**Dataset excerpts:**
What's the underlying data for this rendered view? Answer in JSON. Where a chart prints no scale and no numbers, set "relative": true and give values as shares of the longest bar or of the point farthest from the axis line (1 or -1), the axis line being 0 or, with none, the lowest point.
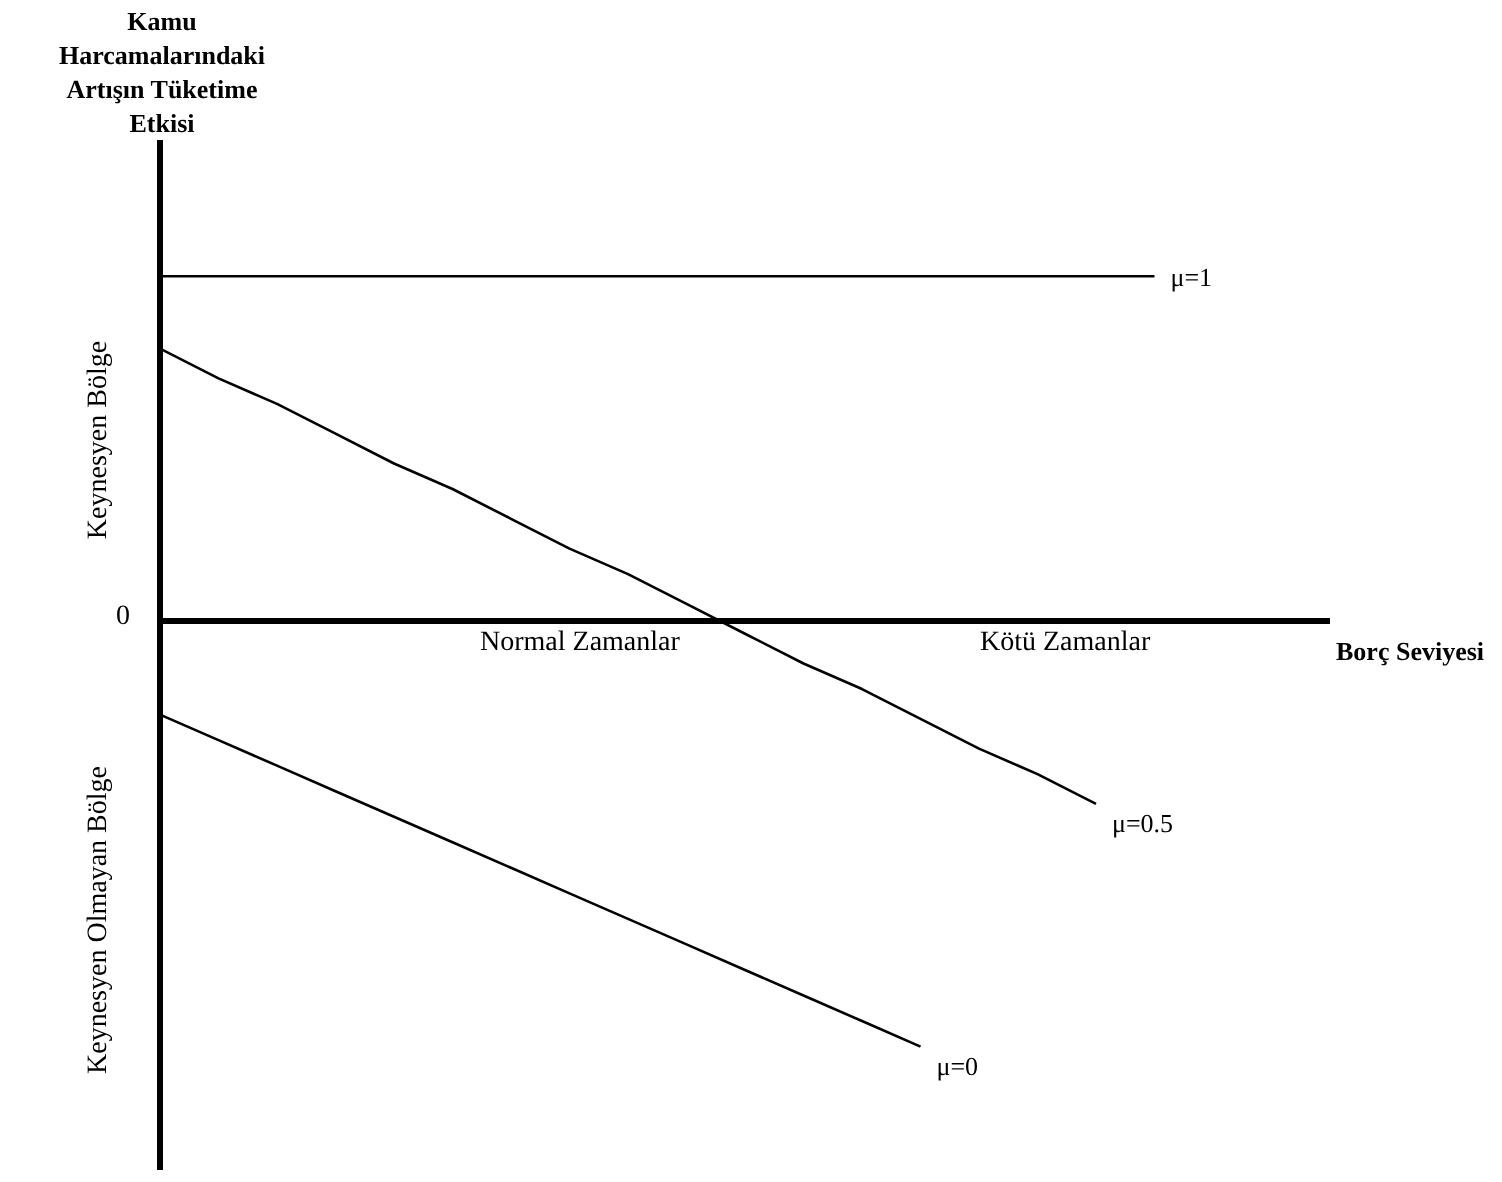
{
  "chart_data": {
    "type": "line",
    "relative": true,
    "title": "Kamu Harcamalarındaki Artışın Tüketime Etkisi",
    "xlabel": "Borç Seviyesi",
    "marker": "none",
    "categories": [
      null,
      null,
      null,
      null,
      null,
      null,
      null,
      null,
      null,
      null,
      null,
      null,
      null,
      null,
      null,
      null,
      null,
      null,
      null,
      null,
      null
    ],
    "series": [
      {
        "name": "μ=1",
        "color": "#000000",
        "values": [
          0.81,
          0.81,
          0.81,
          0.81,
          0.81,
          0.81,
          0.81,
          0.81,
          0.81,
          0.81,
          0.81,
          0.81,
          0.81,
          0.81,
          0.81,
          0.81,
          0.81,
          0.81,
          null,
          null,
          null
        ]
      },
      {
        "name": "μ=0.5",
        "color": "#000000",
        "values": [
          0.64,
          0.57,
          0.51,
          0.44,
          0.37,
          0.31,
          0.24,
          0.17,
          0.11,
          0.04,
          -0.03,
          -0.1,
          -0.16,
          -0.23,
          -0.3,
          -0.36,
          -0.43,
          null,
          null,
          null,
          null
        ]
      },
      {
        "name": "μ=0",
        "color": "#000000",
        "values": [
          -0.22,
          -0.28,
          -0.34,
          -0.4,
          -0.46,
          -0.52,
          -0.58,
          -0.64,
          -0.7,
          -0.76,
          -0.82,
          -0.88,
          -0.94,
          -1,
          null,
          null,
          null,
          null,
          null,
          null,
          null
        ]
      }
    ],
    "annotations": [
      "0",
      "Keynesyen Bölge",
      "Keynesyen Olmayan Bölge",
      "Normal Zamanlar",
      "Kötü Zamanlar"
    ]
  }
}
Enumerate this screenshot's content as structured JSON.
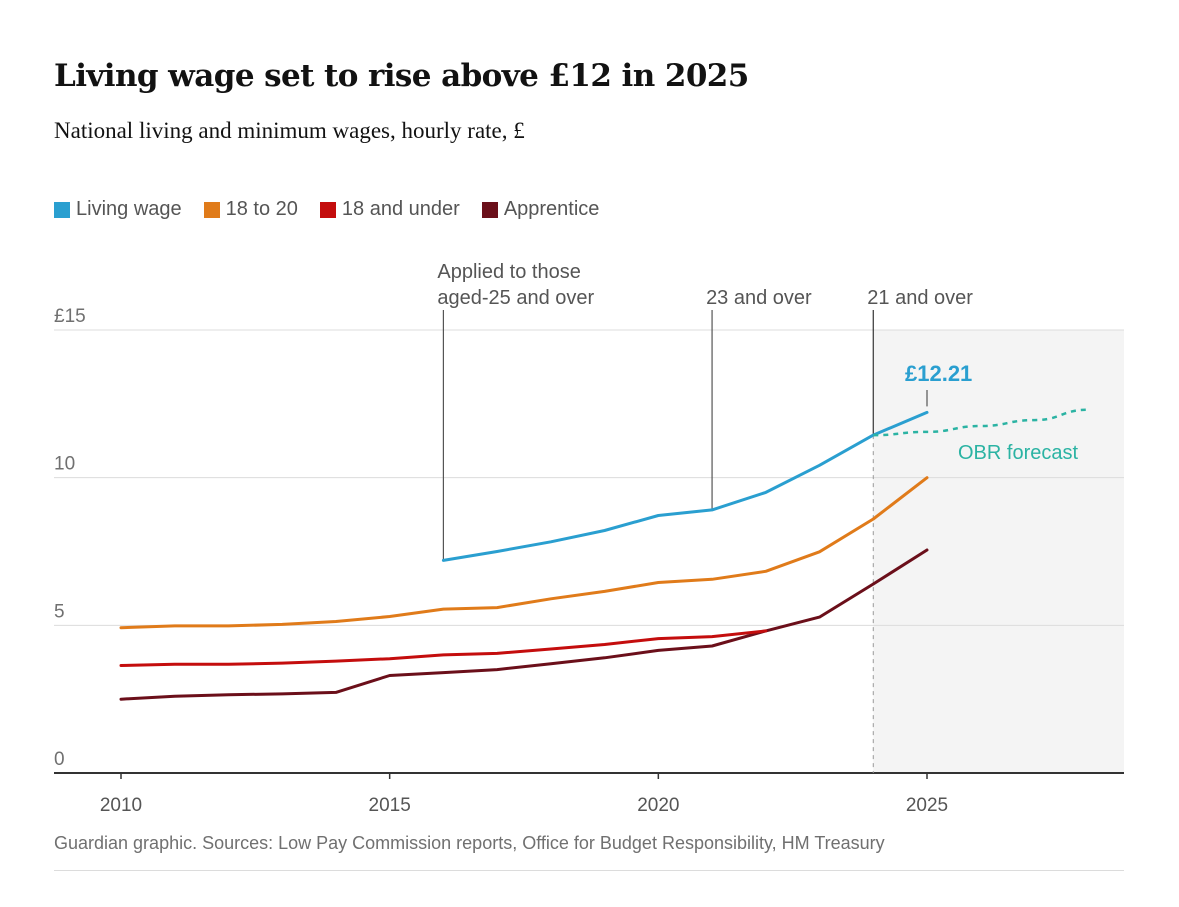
{
  "header": {
    "title": "Living wage set to rise above £12 in 2025",
    "subtitle": "National living and minimum wages, hourly rate, £"
  },
  "footer": {
    "source": "Guardian graphic. Sources: Low Pay Commission reports, Office for Budget Responsibility, HM Treasury"
  },
  "chart_data": {
    "type": "line",
    "title": "Living wage set to rise above £12 in 2025",
    "subtitle": "National living and minimum wages, hourly rate, £",
    "xlabel": "",
    "ylabel": "",
    "xlim": [
      2009,
      2029
    ],
    "ylim": [
      0,
      15
    ],
    "x_ticks": [
      2010,
      2015,
      2020,
      2025
    ],
    "y_ticks": [
      {
        "value": 15,
        "label": "£15"
      },
      {
        "value": 10,
        "label": "10"
      },
      {
        "value": 5,
        "label": "5"
      },
      {
        "value": 0,
        "label": "0"
      }
    ],
    "grid": true,
    "legend_position": "top-left",
    "series": [
      {
        "name": "Living wage",
        "color": "#2a9fd0",
        "x": [
          2016,
          2017,
          2018,
          2019,
          2020,
          2021,
          2022,
          2023,
          2024,
          2025
        ],
        "values": [
          7.2,
          7.5,
          7.83,
          8.21,
          8.72,
          8.91,
          9.5,
          10.42,
          11.44,
          12.21
        ]
      },
      {
        "name": "18 to 20",
        "color": "#e07b1a",
        "x": [
          2010,
          2011,
          2012,
          2013,
          2014,
          2015,
          2016,
          2017,
          2018,
          2019,
          2020,
          2021,
          2022,
          2023,
          2024,
          2025
        ],
        "values": [
          4.92,
          4.98,
          4.98,
          5.03,
          5.13,
          5.3,
          5.55,
          5.6,
          5.9,
          6.15,
          6.45,
          6.56,
          6.83,
          7.49,
          8.6,
          10.0
        ]
      },
      {
        "name": "18 and under",
        "color": "#c40d0d",
        "x": [
          2010,
          2011,
          2012,
          2013,
          2014,
          2015,
          2016,
          2017,
          2018,
          2019,
          2020,
          2021,
          2022
        ],
        "values": [
          3.64,
          3.68,
          3.68,
          3.72,
          3.79,
          3.87,
          4.0,
          4.05,
          4.2,
          4.35,
          4.55,
          4.62,
          4.81
        ]
      },
      {
        "name": "Apprentice",
        "color": "#6b0f1a",
        "x": [
          2010,
          2011,
          2012,
          2013,
          2014,
          2015,
          2016,
          2017,
          2018,
          2019,
          2020,
          2021,
          2022,
          2023,
          2024,
          2025
        ],
        "values": [
          2.5,
          2.6,
          2.65,
          2.68,
          2.73,
          3.3,
          3.4,
          3.5,
          3.7,
          3.9,
          4.15,
          4.3,
          4.81,
          5.28,
          6.4,
          7.55
        ]
      }
    ],
    "forecast": {
      "label": "OBR forecast",
      "color": "#2bb3a3",
      "x": [
        2024,
        2025,
        2026,
        2027,
        2028
      ],
      "values": [
        11.44,
        11.55,
        11.75,
        11.95,
        12.3
      ]
    },
    "annotations": [
      {
        "text_lines": [
          "Applied to those",
          "aged-25 and over"
        ],
        "x": 2016,
        "y": 7.2
      },
      {
        "text_lines": [
          "23 and over"
        ],
        "x": 2021,
        "y": 8.91
      },
      {
        "text_lines": [
          "21 and over"
        ],
        "x": 2024,
        "y": 11.44
      }
    ],
    "value_label": {
      "text": "£12.21",
      "x": 2025,
      "y": 12.21
    },
    "shaded_forecast_region": {
      "x_from": 2024,
      "x_to": 2029
    }
  }
}
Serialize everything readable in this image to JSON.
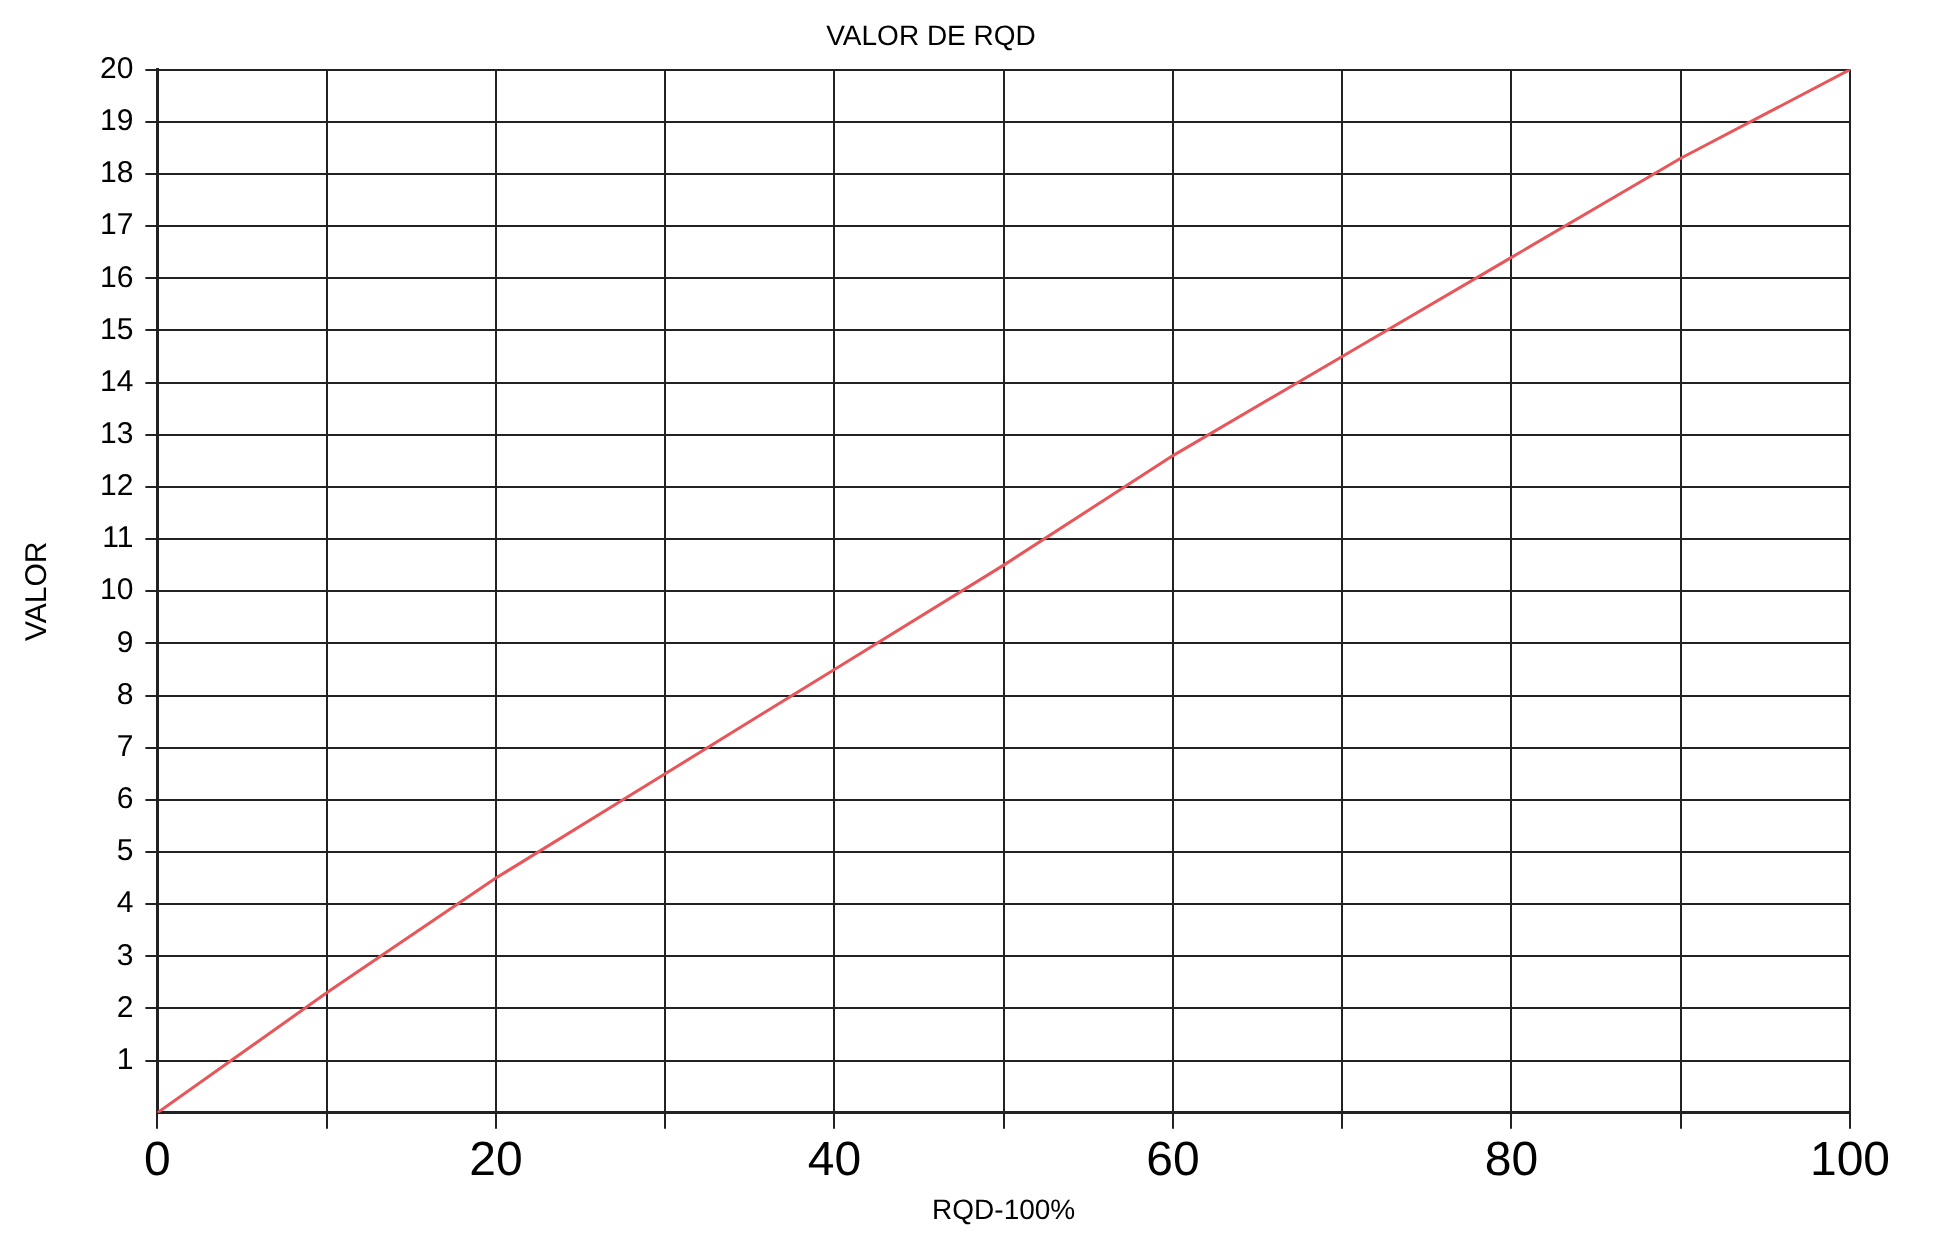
{
  "chart_data": {
    "type": "line",
    "title": "VALOR DE RQD",
    "xlabel": "RQD-100%",
    "ylabel": "VALOR",
    "x": [
      0,
      10,
      20,
      30,
      40,
      50,
      60,
      70,
      80,
      90,
      100
    ],
    "series": [
      {
        "color": "#e8565a",
        "values": [
          0,
          2.3,
          4.5,
          6.5,
          8.5,
          10.5,
          12.6,
          14.5,
          16.4,
          18.3,
          20
        ]
      }
    ],
    "xlim": [
      0,
      100
    ],
    "xticks": [
      0,
      {
        "value": 10,
        "label": null
      },
      20,
      {
        "value": 30,
        "label": null
      },
      40,
      {
        "value": 50,
        "label": null
      },
      60,
      {
        "value": 70,
        "label": null
      },
      80,
      {
        "value": 90,
        "label": null
      },
      100
    ],
    "ylim": [
      0,
      20
    ],
    "yticks": [
      1,
      2,
      3,
      4,
      5,
      6,
      7,
      8,
      9,
      10,
      11,
      12,
      13,
      14,
      15,
      16,
      17,
      18,
      19,
      20
    ],
    "grid": true,
    "legend": false,
    "marker": "none",
    "line_style": "solid"
  }
}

**Stated goal:**
From the data above, copy out every line with the string "true" in it.

**Solution for this task:**
What's the underlying data for this rendered view? Answer in JSON. Where a chart prints no scale and no numbers, set "relative": true and give values as shares of the longest bar or of the point farthest from the axis line (1 or -1), the axis line being 0 or, with none, the lowest point.
    "relative": true,
    "grid": true,
    "grid": true,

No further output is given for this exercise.